Data listing:

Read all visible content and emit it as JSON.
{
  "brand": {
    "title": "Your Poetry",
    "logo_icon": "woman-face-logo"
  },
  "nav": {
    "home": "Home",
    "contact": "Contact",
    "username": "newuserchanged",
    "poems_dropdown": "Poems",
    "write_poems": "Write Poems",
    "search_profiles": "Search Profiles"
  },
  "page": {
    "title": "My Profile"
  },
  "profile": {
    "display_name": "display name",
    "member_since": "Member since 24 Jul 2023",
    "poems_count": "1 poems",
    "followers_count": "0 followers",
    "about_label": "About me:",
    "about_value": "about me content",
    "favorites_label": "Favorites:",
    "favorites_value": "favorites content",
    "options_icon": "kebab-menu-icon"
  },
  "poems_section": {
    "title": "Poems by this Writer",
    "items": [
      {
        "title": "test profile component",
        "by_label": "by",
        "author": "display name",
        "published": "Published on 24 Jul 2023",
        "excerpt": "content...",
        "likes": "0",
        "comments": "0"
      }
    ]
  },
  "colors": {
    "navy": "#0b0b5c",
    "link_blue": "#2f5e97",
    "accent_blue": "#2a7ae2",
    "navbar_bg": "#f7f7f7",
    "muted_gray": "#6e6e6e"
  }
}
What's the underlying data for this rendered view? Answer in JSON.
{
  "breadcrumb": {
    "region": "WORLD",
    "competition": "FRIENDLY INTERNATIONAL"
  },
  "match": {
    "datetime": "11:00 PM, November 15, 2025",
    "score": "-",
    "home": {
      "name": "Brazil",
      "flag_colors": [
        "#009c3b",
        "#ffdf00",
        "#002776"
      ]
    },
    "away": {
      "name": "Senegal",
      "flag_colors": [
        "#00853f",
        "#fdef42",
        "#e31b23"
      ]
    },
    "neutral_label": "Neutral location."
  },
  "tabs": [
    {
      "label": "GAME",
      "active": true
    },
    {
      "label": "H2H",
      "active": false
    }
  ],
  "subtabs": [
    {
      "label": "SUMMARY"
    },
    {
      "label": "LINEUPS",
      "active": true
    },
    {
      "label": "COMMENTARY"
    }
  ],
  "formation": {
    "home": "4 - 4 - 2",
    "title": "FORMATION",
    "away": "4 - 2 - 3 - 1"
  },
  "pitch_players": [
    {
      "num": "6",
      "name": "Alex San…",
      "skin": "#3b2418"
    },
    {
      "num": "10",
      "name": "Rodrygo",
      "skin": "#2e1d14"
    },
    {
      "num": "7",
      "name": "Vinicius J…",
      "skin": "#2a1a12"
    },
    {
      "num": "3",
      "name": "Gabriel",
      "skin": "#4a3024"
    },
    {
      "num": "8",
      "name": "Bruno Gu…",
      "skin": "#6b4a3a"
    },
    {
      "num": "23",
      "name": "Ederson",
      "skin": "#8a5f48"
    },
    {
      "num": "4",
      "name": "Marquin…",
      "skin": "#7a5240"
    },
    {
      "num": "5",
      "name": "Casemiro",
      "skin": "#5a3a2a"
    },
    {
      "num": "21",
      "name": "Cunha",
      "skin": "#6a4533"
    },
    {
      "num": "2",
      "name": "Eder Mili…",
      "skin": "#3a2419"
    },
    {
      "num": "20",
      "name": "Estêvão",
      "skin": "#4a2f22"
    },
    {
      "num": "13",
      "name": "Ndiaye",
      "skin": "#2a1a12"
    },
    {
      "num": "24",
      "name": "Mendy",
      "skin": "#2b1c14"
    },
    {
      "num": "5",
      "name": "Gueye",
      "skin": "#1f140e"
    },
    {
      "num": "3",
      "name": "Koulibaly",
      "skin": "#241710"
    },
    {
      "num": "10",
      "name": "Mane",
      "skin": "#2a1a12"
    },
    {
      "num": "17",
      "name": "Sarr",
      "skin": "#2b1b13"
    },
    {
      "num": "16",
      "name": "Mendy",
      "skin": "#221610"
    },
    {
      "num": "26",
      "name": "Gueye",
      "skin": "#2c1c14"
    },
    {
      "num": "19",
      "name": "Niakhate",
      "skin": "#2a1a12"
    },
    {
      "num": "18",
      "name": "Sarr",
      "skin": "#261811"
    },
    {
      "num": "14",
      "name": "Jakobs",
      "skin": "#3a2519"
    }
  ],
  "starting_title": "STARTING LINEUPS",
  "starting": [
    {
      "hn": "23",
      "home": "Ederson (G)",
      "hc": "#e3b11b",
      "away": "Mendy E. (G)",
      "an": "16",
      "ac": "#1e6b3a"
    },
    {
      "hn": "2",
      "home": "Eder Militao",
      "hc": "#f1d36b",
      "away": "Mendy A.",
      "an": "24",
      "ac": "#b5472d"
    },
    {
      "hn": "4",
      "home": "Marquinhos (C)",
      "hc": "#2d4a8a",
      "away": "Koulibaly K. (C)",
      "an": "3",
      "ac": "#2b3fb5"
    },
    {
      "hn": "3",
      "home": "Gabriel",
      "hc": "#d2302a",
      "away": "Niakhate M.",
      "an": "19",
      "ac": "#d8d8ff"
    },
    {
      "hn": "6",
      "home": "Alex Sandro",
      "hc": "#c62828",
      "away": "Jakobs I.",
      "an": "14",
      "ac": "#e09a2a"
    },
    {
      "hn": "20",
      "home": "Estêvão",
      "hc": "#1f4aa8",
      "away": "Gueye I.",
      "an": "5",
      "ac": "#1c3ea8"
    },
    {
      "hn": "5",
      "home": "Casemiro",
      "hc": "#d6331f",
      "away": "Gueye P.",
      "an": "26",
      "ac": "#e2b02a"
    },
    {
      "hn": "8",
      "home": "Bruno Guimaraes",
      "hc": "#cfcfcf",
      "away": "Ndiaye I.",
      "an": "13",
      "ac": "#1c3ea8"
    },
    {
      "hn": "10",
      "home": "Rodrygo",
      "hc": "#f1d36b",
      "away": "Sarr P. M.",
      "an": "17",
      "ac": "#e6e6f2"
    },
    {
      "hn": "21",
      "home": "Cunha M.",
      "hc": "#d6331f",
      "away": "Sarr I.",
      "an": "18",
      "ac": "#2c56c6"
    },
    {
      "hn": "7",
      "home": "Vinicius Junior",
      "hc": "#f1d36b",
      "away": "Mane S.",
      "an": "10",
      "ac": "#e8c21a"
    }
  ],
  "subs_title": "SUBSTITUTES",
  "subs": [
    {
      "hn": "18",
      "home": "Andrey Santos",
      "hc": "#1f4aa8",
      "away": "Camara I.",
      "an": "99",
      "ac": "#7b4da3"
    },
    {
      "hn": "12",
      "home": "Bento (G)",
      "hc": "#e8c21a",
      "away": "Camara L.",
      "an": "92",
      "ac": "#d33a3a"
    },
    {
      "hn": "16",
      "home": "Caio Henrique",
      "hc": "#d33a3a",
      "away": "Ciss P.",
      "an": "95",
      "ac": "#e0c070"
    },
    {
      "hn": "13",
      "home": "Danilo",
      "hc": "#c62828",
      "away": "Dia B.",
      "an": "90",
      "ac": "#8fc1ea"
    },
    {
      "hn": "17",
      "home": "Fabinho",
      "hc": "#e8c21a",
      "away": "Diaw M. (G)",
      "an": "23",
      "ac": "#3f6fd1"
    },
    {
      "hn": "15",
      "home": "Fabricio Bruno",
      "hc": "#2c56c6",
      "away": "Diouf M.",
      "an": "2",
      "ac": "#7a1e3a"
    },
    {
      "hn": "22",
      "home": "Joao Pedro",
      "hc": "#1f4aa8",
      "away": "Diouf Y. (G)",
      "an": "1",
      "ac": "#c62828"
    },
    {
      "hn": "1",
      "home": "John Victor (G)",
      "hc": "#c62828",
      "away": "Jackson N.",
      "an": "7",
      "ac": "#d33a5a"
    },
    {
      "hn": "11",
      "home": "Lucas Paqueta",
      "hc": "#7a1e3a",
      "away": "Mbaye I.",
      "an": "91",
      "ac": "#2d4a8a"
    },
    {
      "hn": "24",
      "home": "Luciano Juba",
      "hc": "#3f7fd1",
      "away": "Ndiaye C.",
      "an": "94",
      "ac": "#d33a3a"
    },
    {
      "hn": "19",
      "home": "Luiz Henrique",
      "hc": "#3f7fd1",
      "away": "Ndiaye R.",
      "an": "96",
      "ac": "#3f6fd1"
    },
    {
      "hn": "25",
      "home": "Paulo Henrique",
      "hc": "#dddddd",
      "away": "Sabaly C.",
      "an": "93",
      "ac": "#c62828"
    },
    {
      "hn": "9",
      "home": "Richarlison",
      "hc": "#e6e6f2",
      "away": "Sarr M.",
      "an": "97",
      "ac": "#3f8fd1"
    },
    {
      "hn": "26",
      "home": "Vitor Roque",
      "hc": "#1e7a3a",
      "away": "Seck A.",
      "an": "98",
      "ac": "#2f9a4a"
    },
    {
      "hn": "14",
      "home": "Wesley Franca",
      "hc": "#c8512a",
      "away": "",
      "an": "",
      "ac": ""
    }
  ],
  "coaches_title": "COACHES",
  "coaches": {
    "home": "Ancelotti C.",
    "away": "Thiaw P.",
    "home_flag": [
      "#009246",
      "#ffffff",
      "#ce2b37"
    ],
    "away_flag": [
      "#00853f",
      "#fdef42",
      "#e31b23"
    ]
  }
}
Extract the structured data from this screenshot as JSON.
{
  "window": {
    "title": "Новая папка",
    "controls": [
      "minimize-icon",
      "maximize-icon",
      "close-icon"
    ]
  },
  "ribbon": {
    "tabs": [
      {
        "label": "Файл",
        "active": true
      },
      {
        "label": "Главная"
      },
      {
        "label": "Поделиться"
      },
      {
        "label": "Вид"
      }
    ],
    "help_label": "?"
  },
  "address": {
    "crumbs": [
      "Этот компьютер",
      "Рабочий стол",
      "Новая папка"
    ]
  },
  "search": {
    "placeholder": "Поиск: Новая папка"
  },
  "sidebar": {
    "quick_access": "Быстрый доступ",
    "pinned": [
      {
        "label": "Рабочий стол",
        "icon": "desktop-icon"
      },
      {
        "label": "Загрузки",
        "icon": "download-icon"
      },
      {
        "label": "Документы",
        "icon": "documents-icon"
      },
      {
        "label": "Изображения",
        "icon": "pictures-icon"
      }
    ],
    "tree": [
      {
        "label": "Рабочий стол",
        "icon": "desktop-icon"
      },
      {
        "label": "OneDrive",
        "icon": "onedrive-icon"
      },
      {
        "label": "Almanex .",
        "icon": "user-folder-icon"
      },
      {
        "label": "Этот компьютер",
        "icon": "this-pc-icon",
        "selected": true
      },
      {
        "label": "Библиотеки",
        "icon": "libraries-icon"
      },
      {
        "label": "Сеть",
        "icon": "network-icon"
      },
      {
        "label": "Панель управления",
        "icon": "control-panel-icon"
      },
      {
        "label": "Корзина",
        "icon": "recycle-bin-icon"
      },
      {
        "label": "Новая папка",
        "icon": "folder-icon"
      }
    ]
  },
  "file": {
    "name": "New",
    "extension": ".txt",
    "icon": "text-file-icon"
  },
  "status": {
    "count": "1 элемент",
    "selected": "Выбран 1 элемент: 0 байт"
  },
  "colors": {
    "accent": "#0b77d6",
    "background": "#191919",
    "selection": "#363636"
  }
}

Problem description:
From the material above, copy each line that includes the word "display".

Problem solution:
    "display_name": "display name",
        "author": "display name",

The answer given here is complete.